• **Given problem**
Your answer is a single number: how many lines hold the word "East"?

%%

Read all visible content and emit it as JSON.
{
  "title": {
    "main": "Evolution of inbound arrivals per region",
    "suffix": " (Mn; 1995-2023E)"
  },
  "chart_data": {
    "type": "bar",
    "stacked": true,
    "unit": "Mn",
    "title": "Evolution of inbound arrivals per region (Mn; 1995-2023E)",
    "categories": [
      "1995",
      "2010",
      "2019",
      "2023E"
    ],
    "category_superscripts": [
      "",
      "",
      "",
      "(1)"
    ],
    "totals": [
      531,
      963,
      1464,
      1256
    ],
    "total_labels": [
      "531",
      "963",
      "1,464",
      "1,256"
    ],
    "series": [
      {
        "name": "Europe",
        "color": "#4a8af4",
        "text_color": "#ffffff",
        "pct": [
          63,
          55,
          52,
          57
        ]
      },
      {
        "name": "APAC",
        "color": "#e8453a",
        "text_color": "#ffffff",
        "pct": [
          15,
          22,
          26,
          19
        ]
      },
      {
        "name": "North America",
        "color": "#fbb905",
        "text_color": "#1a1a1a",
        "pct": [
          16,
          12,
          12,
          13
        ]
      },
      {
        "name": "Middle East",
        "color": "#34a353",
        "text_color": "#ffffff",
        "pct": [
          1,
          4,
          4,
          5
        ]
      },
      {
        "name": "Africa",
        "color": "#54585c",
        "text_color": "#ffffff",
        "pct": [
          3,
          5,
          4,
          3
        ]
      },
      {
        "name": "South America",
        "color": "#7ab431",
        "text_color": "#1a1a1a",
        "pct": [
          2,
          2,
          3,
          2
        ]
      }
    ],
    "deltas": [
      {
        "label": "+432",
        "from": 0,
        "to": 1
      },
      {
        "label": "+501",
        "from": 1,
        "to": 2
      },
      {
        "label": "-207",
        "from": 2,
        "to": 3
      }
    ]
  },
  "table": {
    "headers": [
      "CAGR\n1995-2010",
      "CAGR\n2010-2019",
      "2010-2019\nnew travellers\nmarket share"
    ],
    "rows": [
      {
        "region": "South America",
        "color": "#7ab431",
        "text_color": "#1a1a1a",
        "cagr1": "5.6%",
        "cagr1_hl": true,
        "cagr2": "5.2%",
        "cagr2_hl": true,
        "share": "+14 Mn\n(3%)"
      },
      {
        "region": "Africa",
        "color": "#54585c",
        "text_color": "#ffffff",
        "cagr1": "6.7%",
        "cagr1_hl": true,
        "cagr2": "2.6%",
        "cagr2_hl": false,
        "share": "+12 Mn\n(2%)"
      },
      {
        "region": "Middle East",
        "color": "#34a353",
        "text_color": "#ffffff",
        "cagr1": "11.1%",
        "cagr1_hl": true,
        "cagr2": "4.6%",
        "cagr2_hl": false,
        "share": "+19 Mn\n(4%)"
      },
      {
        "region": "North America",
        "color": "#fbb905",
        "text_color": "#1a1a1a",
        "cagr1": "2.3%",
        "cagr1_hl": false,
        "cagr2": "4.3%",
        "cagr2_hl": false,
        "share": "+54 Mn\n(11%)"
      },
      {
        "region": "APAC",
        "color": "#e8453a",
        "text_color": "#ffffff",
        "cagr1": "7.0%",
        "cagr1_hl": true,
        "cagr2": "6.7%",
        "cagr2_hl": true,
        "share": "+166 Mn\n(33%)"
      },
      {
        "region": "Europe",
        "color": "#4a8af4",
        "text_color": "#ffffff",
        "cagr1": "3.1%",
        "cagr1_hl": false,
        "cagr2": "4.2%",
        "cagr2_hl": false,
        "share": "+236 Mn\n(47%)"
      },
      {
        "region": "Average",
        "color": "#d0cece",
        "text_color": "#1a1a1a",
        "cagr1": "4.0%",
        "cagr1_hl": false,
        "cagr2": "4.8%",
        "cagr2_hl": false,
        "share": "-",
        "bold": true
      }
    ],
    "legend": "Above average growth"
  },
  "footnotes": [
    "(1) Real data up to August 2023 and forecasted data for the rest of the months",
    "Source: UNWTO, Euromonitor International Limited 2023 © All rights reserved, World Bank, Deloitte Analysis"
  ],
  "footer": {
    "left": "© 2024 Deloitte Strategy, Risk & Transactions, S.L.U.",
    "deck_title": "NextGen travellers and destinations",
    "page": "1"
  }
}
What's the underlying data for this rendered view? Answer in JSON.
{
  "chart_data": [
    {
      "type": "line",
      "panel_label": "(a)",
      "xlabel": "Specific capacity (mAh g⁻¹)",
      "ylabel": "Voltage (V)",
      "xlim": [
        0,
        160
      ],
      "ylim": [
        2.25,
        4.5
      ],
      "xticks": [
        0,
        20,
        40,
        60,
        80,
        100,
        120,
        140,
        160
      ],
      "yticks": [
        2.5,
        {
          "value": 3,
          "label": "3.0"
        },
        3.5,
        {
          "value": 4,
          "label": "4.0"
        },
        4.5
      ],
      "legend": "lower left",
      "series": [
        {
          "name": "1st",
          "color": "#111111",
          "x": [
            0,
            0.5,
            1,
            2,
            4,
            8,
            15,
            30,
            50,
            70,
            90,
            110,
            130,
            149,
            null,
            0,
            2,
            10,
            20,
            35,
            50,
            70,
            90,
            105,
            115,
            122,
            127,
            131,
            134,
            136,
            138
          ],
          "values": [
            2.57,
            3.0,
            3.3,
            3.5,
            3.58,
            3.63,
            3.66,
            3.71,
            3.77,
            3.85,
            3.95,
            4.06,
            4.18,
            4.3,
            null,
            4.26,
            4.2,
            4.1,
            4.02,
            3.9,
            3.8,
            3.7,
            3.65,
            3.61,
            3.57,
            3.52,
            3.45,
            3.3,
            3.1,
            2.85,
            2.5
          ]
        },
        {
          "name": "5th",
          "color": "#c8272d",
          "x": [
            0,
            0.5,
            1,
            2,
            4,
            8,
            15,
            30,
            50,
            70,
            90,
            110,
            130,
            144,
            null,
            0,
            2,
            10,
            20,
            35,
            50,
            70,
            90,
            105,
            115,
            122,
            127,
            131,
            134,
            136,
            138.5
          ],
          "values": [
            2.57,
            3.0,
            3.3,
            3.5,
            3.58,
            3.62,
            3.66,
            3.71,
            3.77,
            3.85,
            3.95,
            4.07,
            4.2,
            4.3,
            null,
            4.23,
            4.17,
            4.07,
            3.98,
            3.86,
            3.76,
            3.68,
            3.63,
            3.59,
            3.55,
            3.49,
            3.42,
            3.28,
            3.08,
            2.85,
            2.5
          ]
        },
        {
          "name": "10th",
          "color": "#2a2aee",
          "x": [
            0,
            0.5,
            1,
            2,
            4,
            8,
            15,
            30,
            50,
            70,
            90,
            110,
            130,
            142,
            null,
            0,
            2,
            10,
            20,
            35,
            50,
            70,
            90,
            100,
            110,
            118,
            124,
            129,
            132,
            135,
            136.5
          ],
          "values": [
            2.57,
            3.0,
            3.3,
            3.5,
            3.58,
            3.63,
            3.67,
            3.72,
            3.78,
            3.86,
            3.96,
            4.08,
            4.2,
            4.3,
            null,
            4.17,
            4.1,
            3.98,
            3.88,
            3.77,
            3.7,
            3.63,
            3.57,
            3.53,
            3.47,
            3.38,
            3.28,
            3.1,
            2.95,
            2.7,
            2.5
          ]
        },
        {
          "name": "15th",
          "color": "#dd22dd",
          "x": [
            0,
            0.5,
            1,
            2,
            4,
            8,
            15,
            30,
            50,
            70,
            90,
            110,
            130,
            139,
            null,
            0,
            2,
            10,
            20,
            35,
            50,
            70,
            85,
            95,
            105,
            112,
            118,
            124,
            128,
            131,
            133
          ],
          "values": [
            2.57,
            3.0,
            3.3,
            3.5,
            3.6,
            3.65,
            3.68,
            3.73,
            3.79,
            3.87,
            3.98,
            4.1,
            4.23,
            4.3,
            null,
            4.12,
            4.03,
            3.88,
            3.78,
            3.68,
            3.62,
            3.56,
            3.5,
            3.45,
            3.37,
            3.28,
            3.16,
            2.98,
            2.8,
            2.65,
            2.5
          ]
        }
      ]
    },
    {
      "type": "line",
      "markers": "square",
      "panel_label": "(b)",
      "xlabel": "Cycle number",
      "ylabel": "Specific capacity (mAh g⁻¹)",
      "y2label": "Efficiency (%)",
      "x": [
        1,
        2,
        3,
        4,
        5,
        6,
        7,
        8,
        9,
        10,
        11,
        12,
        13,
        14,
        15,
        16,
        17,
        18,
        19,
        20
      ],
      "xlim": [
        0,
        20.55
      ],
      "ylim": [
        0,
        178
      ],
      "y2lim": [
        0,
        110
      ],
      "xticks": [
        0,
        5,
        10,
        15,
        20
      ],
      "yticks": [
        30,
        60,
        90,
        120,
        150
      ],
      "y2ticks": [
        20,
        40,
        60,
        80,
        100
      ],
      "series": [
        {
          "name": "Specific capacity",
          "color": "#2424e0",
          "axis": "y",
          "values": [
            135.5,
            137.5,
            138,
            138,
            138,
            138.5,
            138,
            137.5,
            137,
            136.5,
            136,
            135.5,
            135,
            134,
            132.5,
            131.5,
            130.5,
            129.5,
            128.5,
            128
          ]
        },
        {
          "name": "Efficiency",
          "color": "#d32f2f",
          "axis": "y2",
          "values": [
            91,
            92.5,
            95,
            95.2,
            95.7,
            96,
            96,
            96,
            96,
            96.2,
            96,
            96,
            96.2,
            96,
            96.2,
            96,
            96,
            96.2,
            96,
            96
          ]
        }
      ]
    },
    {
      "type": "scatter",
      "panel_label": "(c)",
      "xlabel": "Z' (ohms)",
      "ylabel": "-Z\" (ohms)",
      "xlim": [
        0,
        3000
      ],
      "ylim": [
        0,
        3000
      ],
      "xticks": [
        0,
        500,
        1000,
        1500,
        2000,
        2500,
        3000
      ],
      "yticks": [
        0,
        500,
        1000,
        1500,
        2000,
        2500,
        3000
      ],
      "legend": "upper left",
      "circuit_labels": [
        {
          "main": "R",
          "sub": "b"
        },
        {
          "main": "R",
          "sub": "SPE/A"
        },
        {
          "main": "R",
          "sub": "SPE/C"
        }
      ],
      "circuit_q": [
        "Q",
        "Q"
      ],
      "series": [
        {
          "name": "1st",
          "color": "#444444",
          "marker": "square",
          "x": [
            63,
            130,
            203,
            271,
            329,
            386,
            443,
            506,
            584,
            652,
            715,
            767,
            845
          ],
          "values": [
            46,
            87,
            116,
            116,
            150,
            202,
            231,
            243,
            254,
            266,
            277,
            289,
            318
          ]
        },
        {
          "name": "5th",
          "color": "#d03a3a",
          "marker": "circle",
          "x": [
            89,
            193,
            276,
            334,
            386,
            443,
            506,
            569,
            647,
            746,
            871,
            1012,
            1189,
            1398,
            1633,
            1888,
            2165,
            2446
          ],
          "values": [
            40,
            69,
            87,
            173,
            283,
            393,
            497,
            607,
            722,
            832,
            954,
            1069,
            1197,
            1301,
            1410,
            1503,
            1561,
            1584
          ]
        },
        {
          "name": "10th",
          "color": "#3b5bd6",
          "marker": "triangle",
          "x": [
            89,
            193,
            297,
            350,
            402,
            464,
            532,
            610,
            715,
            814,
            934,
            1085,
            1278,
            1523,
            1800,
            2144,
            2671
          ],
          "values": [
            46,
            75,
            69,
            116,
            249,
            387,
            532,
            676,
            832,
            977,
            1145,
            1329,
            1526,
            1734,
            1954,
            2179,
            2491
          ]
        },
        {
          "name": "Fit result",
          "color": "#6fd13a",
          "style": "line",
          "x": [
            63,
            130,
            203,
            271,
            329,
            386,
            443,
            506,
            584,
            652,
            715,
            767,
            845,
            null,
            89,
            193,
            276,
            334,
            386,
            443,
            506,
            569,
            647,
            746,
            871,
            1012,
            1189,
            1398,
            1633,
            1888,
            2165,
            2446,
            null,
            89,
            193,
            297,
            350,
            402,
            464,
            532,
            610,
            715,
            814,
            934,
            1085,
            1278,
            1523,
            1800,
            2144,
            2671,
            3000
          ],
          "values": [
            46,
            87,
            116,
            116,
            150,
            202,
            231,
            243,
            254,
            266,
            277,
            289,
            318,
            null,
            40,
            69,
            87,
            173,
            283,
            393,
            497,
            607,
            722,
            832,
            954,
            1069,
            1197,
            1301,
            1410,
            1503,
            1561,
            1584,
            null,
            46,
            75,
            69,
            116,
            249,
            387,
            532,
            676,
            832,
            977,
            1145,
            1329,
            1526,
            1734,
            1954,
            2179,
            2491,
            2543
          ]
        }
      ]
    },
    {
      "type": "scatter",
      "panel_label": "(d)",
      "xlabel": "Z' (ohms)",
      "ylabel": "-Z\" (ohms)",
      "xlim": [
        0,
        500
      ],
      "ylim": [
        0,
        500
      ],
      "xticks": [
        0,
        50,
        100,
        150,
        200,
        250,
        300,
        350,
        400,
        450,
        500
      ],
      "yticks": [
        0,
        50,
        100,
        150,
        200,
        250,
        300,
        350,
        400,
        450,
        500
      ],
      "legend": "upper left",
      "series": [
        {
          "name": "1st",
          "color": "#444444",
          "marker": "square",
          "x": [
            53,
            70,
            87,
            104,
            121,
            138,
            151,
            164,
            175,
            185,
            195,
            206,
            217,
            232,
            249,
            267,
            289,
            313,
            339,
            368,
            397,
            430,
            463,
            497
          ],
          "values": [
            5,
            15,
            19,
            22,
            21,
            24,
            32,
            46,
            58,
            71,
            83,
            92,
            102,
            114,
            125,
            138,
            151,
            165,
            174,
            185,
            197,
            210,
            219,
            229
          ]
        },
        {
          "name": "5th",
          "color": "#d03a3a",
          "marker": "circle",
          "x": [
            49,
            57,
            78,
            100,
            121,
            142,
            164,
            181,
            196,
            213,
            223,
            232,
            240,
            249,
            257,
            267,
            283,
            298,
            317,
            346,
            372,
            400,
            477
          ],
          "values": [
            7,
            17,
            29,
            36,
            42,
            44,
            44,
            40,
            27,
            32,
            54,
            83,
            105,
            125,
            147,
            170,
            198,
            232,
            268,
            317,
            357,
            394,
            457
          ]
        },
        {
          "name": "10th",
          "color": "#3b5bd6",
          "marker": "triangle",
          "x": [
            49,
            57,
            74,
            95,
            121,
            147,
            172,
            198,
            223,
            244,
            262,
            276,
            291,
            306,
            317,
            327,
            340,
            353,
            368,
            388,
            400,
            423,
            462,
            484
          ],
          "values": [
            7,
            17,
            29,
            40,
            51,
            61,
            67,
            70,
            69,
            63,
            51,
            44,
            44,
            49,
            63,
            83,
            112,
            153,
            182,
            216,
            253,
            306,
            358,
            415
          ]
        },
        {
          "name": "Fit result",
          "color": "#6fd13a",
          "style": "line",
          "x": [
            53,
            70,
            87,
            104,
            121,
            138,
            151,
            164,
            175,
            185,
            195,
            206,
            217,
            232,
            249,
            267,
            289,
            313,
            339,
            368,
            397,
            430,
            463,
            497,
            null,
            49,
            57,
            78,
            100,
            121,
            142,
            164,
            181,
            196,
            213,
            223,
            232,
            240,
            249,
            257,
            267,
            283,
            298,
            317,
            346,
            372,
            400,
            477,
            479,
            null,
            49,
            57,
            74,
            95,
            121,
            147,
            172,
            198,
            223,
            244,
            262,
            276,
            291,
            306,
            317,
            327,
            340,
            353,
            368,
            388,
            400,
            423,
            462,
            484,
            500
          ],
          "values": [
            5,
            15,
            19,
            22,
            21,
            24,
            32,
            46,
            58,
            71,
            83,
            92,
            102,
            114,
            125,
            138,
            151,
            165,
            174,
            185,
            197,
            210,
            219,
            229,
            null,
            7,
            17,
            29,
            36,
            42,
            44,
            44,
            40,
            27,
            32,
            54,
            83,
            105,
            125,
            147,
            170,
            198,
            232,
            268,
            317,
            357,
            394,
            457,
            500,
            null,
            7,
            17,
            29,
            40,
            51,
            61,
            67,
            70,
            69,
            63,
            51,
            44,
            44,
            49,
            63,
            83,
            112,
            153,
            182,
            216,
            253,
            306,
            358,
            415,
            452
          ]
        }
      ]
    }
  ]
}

%%

• **The completed task**
2